----- INPUT MATERIAL -----

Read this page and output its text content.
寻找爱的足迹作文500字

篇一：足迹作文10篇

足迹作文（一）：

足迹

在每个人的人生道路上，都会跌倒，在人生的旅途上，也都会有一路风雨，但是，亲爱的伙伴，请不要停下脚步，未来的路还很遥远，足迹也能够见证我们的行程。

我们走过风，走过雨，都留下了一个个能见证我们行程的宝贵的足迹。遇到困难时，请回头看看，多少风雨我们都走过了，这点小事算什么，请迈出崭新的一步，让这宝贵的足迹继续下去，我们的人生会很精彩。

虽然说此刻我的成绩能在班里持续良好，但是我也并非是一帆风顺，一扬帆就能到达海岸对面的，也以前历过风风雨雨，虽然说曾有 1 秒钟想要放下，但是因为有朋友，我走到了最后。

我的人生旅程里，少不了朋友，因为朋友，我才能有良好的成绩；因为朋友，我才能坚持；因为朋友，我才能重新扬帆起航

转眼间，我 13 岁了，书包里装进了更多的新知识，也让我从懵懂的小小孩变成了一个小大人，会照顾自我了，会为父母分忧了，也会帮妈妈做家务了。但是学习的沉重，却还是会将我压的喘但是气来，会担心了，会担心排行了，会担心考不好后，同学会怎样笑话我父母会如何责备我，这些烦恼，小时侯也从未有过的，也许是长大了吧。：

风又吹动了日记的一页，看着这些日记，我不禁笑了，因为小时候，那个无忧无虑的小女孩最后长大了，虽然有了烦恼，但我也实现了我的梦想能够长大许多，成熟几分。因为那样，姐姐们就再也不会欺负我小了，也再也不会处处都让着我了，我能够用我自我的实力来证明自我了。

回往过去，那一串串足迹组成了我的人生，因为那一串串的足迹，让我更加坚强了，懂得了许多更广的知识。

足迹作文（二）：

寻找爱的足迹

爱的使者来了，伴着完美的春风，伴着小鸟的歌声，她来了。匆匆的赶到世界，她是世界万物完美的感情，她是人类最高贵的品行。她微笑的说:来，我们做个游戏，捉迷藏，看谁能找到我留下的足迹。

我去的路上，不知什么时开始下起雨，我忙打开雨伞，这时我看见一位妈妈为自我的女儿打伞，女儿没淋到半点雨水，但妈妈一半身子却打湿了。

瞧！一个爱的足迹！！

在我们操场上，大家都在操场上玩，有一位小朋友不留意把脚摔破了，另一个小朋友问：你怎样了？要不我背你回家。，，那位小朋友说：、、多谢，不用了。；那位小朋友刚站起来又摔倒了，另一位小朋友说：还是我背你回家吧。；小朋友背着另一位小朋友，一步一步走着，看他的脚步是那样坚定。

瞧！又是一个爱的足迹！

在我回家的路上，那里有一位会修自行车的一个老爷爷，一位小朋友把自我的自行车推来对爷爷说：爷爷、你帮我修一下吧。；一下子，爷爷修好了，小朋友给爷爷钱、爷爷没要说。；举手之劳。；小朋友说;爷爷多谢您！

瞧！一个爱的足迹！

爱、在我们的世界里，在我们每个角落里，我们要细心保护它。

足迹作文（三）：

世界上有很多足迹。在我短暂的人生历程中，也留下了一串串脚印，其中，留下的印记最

-----

**TO DO:** Transcribe the whole listing exactly.

**FINISHED TASK:**
Read this page and output its text content.
寻找爱的足迹作文500字

篇一：足迹作文10篇

足迹作文（一）：

足迹

在每个人的人生道路上，都会跌倒，在人生的旅途上，也都会有一路风雨，但是，亲爱的伙伴，请不要停下脚步，未来的路还很遥远，足迹也能够见证我们的行程。

我们走过风，走过雨，都留下了一个个能见证我们行程的宝贵的足迹。遇到困难时，请回头看看，多少风雨我们都走过了，这点小事算什么，请迈出崭新的一步，让这宝贵的足迹继续下去，我们的人生会很精彩。

虽然说此刻我的成绩能在班里持续良好，但是我也并非是一帆风顺，一扬帆就能到达海岸对面的，也以前历过风风雨雨，虽然说曾有 1 秒钟想要放下，但是因为有朋友，我走到了最后。

我的人生旅程里，少不了朋友，因为朋友，我才能有良好的成绩；因为朋友，我才能坚持；因为朋友，我才能重新扬帆起航

转眼间，我 13 岁了，书包里装进了更多的新知识，也让我从懵懂的小小孩变成了一个小大人，会照顾自我了，会为父母分忧了，也会帮妈妈做家务了。但是学习的沉重，却还是会将我压的喘但是气来，会担心了，会担心排行了，会担心考不好后，同学会怎样笑话我父母会如何责备我，这些烦恼，小时侯也从未有过的，也许是长大了吧。：

风又吹动了日记的一页，看着这些日记，我不禁笑了，因为小时候，那个无忧无虑的小女孩最后长大了，虽然有了烦恼，但我也实现了我的梦想能够长大许多，成熟几分。因为那样，姐姐们就再也不会欺负我小了，也再也不会处处都让着我了，我能够用我自我的实力来证明自我了。

回往过去，那一串串足迹组成了我的人生，因为那一串串的足迹，让我更加坚强了，懂得了许多更广的知识。

足迹作文（二）：

寻找爱的足迹

爱的使者来了，伴着完美的春风，伴着小鸟的歌声，她来了。匆匆的赶到世界，她是世界万物完美的感情，她是人类最高贵的品行。她微笑的说:来，我们做个游戏，捉迷藏，看谁能找到我留下的足迹。

我去的路上，不知什么时开始下起雨，我忙打开雨伞，这时我看见一位妈妈为自我的女儿打伞，女儿没淋到半点雨水，但妈妈一半身子却打湿了。

瞧！一个爱的足迹！！

在我们操场上，大家都在操场上玩，有一位小朋友不留意把脚摔破了，另一个小朋友问：你怎样了？要不我背你回家。，，那位小朋友说：、、多谢，不用了。；那位小朋友刚站起来又摔倒了，另一位小朋友说：还是我背你回家吧。；小朋友背着另一位小朋友，一步一步走着，看他的脚步是那样坚定。

瞧！又是一个爱的足迹！

在我回家的路上，那里有一位会修自行车的一个老爷爷，一位小朋友把自我的自行车推来对爷爷说：爷爷、你帮我修一下吧。；一下子，爷爷修好了，小朋友给爷爷钱、爷爷没要说。；举手之劳。；小朋友说;爷爷多谢您！

瞧！一个爱的足迹！

爱、在我们的世界里，在我们每个角落里，我们要细心保护它。

足迹作文（三）：

世界上有很多足迹。在我短暂的人生历程中，也留下了一串串脚印，其中，留下的印记最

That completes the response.